> _Data section_
'''
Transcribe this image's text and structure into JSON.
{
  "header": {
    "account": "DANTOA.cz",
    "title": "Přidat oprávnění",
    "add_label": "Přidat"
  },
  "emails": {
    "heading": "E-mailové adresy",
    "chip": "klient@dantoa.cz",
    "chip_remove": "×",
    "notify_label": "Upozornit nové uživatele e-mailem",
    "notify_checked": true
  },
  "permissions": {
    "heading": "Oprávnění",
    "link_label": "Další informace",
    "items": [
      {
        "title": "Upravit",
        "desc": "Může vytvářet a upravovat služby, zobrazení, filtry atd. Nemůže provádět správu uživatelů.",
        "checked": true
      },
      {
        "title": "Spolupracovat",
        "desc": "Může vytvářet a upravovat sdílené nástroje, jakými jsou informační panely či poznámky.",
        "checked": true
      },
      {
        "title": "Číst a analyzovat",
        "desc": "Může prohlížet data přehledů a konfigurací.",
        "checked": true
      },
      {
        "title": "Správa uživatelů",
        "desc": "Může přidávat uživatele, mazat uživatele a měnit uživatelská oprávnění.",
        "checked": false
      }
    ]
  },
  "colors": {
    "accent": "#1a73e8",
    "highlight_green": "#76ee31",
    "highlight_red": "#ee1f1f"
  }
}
'''
'''
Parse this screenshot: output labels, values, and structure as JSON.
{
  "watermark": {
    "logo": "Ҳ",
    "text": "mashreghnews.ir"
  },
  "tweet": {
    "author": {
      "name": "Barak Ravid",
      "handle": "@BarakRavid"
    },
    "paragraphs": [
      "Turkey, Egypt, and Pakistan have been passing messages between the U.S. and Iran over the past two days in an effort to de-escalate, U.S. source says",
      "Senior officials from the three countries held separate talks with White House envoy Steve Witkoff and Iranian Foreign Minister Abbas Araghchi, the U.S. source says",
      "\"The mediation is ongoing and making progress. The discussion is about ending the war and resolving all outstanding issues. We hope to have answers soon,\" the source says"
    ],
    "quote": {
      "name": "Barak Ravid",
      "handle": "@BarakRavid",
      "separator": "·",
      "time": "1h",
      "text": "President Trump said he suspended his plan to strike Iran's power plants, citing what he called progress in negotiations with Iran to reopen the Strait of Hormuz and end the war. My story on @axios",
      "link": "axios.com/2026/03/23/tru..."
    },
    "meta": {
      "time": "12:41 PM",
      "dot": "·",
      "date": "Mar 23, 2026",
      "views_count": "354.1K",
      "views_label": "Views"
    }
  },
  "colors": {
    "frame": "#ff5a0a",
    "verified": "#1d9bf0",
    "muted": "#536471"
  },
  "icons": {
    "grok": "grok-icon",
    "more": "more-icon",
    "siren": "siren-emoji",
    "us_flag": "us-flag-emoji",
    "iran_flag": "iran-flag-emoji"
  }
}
'''
'''
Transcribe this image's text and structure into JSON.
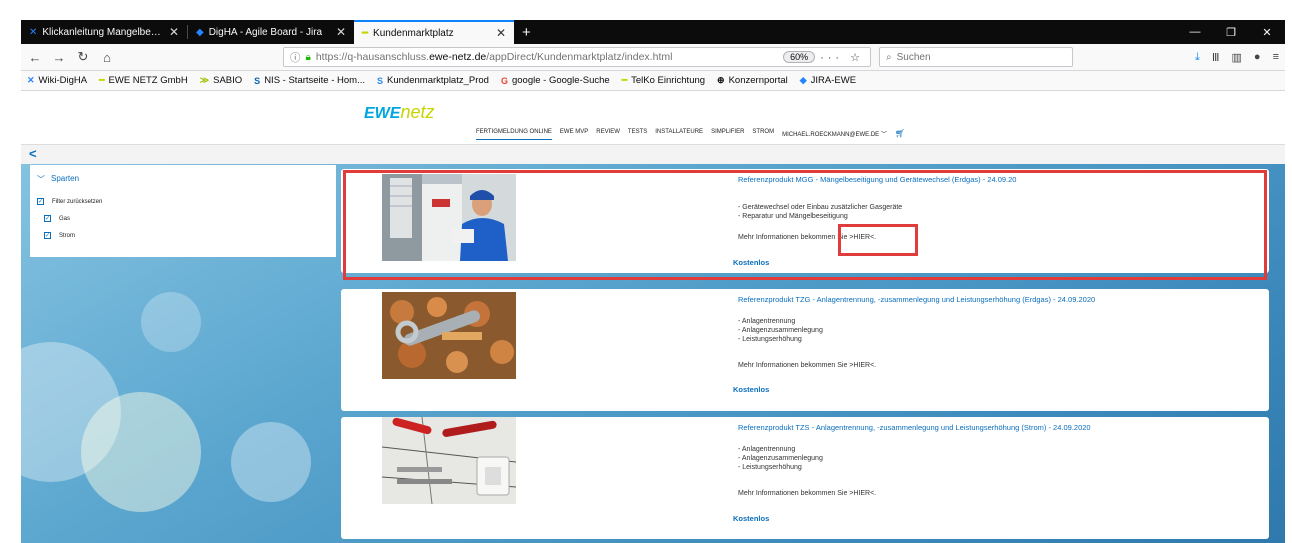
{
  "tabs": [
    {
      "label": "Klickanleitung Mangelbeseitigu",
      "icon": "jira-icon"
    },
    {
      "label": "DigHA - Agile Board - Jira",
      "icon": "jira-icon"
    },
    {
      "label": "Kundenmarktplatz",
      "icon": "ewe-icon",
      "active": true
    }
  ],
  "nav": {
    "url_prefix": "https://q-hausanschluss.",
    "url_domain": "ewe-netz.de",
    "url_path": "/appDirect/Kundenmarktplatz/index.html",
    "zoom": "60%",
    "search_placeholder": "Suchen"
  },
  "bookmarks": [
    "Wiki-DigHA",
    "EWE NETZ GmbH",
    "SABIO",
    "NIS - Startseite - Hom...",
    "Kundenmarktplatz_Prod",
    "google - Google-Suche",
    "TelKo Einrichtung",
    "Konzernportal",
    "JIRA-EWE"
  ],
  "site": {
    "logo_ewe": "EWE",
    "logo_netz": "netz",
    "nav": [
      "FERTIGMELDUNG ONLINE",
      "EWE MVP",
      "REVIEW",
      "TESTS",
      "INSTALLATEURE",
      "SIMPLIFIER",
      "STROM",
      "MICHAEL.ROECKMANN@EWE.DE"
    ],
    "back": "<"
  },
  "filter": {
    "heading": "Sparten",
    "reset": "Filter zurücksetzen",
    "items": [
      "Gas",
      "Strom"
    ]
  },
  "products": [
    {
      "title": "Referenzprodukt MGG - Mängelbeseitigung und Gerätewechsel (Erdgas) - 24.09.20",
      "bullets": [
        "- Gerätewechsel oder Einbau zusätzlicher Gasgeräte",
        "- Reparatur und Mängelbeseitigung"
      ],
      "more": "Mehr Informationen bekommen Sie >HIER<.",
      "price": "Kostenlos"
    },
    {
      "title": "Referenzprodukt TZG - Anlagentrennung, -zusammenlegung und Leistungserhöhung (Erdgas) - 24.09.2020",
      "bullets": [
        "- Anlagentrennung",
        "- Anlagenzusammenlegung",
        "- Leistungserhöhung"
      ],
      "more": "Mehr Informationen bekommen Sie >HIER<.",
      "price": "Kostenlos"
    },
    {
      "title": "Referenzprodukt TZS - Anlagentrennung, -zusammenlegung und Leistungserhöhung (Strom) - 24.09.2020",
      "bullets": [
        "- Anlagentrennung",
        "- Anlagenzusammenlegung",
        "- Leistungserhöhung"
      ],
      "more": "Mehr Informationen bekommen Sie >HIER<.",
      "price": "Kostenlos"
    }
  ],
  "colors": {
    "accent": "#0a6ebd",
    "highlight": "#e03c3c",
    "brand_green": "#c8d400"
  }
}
'''
> _Task brief_
Find how many lines in the material hold the word "Mängelbeseitigung" and state that number alone.

> _The completed task_
2